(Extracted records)
----------

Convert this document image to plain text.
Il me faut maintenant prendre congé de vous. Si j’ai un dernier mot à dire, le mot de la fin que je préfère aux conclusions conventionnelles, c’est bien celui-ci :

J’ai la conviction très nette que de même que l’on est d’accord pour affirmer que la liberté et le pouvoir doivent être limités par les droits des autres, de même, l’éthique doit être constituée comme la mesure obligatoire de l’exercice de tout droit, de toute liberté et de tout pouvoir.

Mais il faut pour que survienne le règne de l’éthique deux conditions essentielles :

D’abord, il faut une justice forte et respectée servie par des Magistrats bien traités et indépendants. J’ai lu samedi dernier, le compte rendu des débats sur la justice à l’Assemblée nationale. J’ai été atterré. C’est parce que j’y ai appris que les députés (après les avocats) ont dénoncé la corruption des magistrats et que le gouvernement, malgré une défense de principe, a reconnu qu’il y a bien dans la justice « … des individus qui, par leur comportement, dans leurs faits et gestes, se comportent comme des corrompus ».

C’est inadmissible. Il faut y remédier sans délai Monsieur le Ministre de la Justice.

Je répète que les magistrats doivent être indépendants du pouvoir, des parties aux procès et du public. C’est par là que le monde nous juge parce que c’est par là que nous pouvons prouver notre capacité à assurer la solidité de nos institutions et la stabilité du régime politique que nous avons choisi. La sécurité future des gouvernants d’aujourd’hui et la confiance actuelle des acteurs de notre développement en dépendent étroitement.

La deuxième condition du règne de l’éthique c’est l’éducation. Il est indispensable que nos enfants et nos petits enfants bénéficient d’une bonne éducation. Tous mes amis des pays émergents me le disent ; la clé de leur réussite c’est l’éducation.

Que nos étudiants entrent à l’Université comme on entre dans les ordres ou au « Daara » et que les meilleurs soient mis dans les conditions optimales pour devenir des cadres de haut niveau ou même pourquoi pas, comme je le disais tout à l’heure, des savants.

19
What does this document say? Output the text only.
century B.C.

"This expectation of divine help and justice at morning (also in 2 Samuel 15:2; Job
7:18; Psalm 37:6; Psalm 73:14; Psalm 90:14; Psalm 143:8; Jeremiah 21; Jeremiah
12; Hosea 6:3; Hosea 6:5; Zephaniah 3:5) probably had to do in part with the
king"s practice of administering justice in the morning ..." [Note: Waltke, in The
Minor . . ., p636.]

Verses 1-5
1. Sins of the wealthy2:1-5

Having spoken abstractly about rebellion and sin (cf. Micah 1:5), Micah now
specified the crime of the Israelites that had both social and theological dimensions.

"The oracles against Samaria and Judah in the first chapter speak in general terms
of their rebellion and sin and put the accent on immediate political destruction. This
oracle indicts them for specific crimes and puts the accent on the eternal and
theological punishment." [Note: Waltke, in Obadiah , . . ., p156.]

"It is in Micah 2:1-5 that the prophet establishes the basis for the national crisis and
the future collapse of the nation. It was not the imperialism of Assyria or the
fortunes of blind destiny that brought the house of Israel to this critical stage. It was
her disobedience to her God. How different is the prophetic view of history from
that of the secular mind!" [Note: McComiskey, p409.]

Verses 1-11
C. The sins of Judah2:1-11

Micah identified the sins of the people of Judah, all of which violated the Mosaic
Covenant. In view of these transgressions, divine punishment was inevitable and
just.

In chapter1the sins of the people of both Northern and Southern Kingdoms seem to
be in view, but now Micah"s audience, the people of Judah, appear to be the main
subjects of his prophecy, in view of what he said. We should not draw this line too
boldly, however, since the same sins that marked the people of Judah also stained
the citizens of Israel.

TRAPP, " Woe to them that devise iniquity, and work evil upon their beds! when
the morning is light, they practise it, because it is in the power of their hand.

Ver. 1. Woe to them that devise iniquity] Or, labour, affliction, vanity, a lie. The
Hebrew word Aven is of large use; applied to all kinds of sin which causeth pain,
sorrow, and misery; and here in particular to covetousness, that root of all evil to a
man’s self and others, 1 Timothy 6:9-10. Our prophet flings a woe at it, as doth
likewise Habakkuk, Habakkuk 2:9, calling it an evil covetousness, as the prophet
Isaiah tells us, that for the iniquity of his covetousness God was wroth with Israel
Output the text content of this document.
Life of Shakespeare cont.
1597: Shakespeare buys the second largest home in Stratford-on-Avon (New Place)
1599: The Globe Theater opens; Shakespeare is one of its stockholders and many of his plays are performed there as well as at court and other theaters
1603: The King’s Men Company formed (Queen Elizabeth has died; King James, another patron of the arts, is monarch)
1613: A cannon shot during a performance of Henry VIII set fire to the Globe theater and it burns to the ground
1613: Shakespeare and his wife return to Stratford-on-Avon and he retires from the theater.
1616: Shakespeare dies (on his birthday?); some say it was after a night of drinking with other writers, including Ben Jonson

----------

**Given task**
Print out all the entries precisely as written.

**Solution to the exercise**
Convert this document image to plain text.
Il me faut maintenant prendre congé de vous. Si j’ai un dernier mot à dire, le mot de la fin que je préfère aux conclusions conventionnelles, c’est bien celui-ci :

J’ai la conviction très nette que de même que l’on est d’accord pour affirmer que la liberté et le pouvoir doivent être limités par les droits des autres, de même, l’éthique doit être constituée comme la mesure obligatoire de l’exercice de tout droit, de toute liberté et de tout pouvoir.

Mais il faut pour que survienne le règne de l’éthique deux conditions essentielles :

D’abord, il faut une justice forte et respectée servie par des Magistrats bien traités et indépendants. J’ai lu samedi dernier, le compte rendu des débats sur la justice à l’Assemblée nationale. J’ai été atterré. C’est parce que j’y ai appris que les députés (après les avocats) ont dénoncé la corruption des magistrats et que le gouvernement, malgré une défense de principe, a reconnu qu’il y a bien dans la justice « … des individus qui, par leur comportement, dans leurs faits et gestes, se comportent comme des corrompus ».

C’est inadmissible. Il faut y remédier sans délai Monsieur le Ministre de la Justice.

Je répète que les magistrats doivent être indépendants du pouvoir, des parties aux procès et du public. C’est par là que le monde nous juge parce que c’est par là que nous pouvons prouver notre capacité à assurer la solidité de nos institutions et la stabilité du régime politique que nous avons choisi. La sécurité future des gouvernants d’aujourd’hui et la confiance actuelle des acteurs de notre développement en dépendent étroitement.

La deuxième condition du règne de l’éthique c’est l’éducation. Il est indispensable que nos enfants et nos petits enfants bénéficient d’une bonne éducation. Tous mes amis des pays émergents me le disent ; la clé de leur réussite c’est l’éducation.

Que nos étudiants entrent à l’Université comme on entre dans les ordres ou au « Daara » et que les meilleurs soient mis dans les conditions optimales pour devenir des cadres de haut niveau ou même pourquoi pas, comme je le disais tout à l’heure, des savants.

19
What does this document say? Output the text only.
century B.C.

"This expectation of divine help and justice at morning (also in 2 Samuel 15:2; Job
7:18; Psalm 37:6; Psalm 73:14; Psalm 90:14; Psalm 143:8; Jeremiah 21; Jeremiah
12; Hosea 6:3; Hosea 6:5; Zephaniah 3:5) probably had to do in part with the
king"s practice of administering justice in the morning ..." [Note: Waltke, in The
Minor . . ., p636.]

Verses 1-5
1. Sins of the wealthy2:1-5

Having spoken abstractly about rebellion and sin (cf. Micah 1:5), Micah now
specified the crime of the Israelites that had both social and theological dimensions.

"The oracles against Samaria and Judah in the first chapter speak in general terms
of their rebellion and sin and put the accent on immediate political destruction. This
oracle indicts them for specific crimes and puts the accent on the eternal and
theological punishment." [Note: Waltke, in Obadiah , . . ., p156.]

"It is in Micah 2:1-5 that the prophet establishes the basis for the national crisis and
the future collapse of the nation. It was not the imperialism of Assyria or the
fortunes of blind destiny that brought the house of Israel to this critical stage. It was
her disobedience to her God. How different is the prophetic view of history from
that of the secular mind!" [Note: McComiskey, p409.]

Verses 1-11
C. The sins of Judah2:1-11

Micah identified the sins of the people of Judah, all of which violated the Mosaic
Covenant. In view of these transgressions, divine punishment was inevitable and
just.

In chapter1the sins of the people of both Northern and Southern Kingdoms seem to
be in view, but now Micah"s audience, the people of Judah, appear to be the main
subjects of his prophecy, in view of what he said. We should not draw this line too
boldly, however, since the same sins that marked the people of Judah also stained
the citizens of Israel.

TRAPP, " Woe to them that devise iniquity, and work evil upon their beds! when
the morning is light, they practise it, because it is in the power of their hand.

Ver. 1. Woe to them that devise iniquity] Or, labour, affliction, vanity, a lie. The
Hebrew word Aven is of large use; applied to all kinds of sin which causeth pain,
sorrow, and misery; and here in particular to covetousness, that root of all evil to a
man’s self and others, 1 Timothy 6:9-10. Our prophet flings a woe at it, as doth
likewise Habakkuk, Habakkuk 2:9, calling it an evil covetousness, as the prophet
Isaiah tells us, that for the iniquity of his covetousness God was wroth with Israel
Output the text content of this document.
Life of Shakespeare cont.
1597: Shakespeare buys the second largest home in Stratford-on-Avon (New Place)
1599: The Globe Theater opens; Shakespeare is one of its stockholders and many of his plays are performed there as well as at court and other theaters
1603: The King’s Men Company formed (Queen Elizabeth has died; King James, another patron of the arts, is monarch)
1613: A cannon shot during a performance of Henry VIII set fire to the Globe theater and it burns to the ground
1613: Shakespeare and his wife return to Stratford-on-Avon and he retires from the theater.
1616: Shakespeare dies (on his birthday?); some say it was after a night of drinking with other writers, including Ben Jonson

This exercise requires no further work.